Collect every line in the records below that contains the word "реализацию".

========

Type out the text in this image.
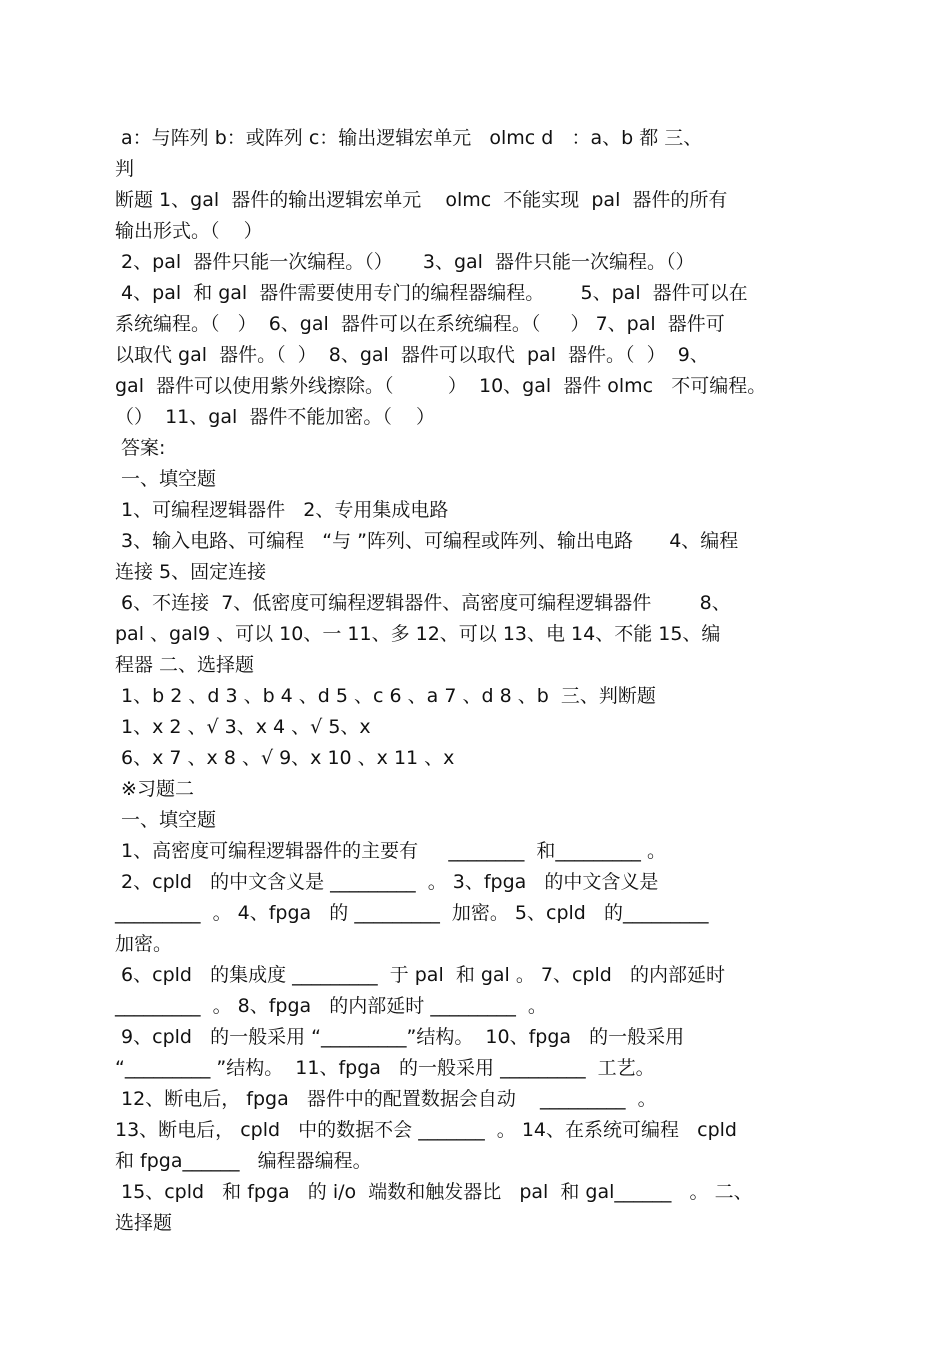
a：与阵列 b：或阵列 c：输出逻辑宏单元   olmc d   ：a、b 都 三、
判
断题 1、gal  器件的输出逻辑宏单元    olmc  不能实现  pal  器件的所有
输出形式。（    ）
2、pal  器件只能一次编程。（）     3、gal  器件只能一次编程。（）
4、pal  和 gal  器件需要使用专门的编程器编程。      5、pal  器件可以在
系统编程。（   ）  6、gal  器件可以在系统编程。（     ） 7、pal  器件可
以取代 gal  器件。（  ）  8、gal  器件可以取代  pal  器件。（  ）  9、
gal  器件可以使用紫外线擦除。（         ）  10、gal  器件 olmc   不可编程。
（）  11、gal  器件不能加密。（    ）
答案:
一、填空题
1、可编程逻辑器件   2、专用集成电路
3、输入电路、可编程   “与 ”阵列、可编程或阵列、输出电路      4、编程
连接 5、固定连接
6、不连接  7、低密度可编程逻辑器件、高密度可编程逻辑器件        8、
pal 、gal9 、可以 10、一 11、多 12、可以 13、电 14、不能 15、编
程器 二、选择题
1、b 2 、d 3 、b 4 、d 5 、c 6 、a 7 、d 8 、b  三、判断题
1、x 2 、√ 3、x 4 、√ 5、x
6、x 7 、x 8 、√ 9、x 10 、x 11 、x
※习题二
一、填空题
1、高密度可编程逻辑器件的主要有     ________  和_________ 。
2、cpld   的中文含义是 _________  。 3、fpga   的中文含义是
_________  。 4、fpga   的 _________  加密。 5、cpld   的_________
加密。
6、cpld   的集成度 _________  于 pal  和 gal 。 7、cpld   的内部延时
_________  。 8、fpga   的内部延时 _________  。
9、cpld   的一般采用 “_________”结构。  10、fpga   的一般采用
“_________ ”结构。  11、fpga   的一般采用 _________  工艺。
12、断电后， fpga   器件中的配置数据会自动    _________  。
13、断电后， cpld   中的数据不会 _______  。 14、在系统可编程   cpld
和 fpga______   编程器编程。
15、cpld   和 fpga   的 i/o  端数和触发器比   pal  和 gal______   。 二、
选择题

========

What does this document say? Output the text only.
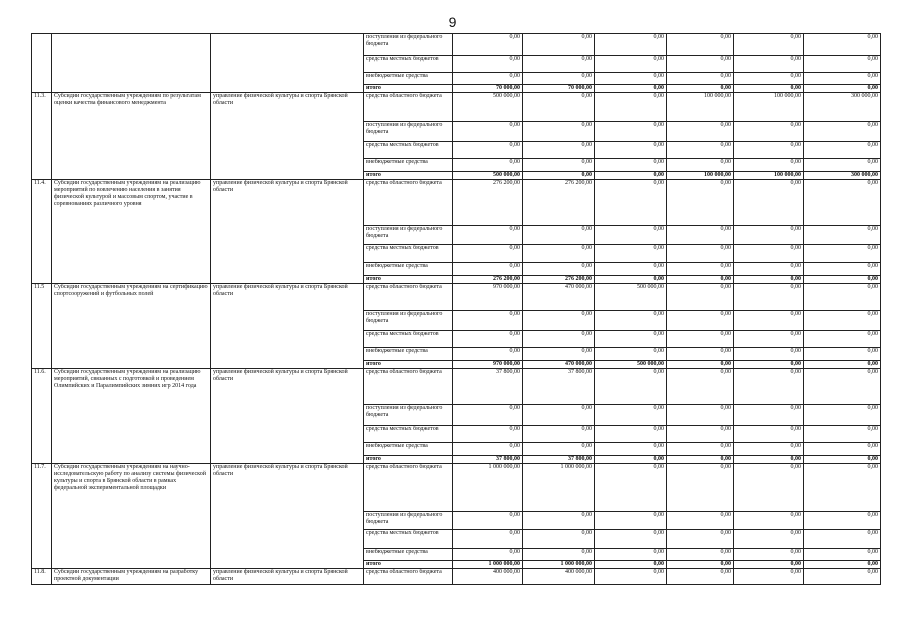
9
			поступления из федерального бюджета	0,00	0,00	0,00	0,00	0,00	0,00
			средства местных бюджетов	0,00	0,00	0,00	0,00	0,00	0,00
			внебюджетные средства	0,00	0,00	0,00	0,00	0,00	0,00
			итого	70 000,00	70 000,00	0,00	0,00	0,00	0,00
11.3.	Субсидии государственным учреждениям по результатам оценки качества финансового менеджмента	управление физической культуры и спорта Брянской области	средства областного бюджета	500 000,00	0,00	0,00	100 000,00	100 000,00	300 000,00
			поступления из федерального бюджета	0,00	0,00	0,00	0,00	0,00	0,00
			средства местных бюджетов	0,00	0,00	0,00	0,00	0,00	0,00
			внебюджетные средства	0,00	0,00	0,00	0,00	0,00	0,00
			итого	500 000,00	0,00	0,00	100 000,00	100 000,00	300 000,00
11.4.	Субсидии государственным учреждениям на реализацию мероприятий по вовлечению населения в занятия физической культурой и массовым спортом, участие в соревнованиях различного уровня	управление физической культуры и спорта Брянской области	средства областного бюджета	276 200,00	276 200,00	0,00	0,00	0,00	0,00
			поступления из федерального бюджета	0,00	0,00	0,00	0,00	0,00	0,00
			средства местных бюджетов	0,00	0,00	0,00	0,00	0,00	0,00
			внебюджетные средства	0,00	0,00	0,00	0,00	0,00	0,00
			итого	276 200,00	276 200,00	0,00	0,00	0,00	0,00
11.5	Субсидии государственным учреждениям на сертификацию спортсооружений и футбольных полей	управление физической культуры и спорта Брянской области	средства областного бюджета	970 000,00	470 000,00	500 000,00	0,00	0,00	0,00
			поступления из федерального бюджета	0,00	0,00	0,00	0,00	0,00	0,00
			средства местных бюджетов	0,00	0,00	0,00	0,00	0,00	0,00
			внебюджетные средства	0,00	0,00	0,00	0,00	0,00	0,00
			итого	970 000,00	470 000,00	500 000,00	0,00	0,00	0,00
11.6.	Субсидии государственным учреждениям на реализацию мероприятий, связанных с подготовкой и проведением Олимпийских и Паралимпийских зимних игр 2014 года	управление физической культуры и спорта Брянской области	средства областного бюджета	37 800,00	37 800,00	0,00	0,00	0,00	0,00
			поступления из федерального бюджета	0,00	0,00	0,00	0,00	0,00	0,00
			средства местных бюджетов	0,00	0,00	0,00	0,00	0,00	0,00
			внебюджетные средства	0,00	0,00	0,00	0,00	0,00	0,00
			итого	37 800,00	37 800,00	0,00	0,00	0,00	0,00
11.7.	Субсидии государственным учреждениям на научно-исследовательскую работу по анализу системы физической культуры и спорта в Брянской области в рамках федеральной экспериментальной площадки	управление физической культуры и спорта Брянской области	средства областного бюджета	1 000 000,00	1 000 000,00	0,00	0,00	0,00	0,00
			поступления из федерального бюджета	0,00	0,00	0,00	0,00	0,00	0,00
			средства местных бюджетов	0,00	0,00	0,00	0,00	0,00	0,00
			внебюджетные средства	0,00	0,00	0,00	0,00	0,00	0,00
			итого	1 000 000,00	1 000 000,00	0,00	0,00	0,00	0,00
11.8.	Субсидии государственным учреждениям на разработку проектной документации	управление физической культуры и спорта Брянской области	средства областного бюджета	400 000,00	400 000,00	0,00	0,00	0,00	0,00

========

## ANSWER TO THE TASK
11.4.	Субсидии государственным учреждениям на реализацию мероприятий по вовлечению населения в занятия физической культурой и массовым спортом, участие в соревнованиях различного уровня	управление физической культуры и спорта Брянской области	средства областного бюджета	276 200,00	276 200,00	0,00	0,00	0,00	0,00
11.6.	Субсидии государственным учреждениям на реализацию мероприятий, связанных с подготовкой и проведением Олимпийских и Паралимпийских зимних игр 2014 года	управление физической культуры и спорта Брянской области	средства областного бюджета	37 800,00	37 800,00	0,00	0,00	0,00	0,00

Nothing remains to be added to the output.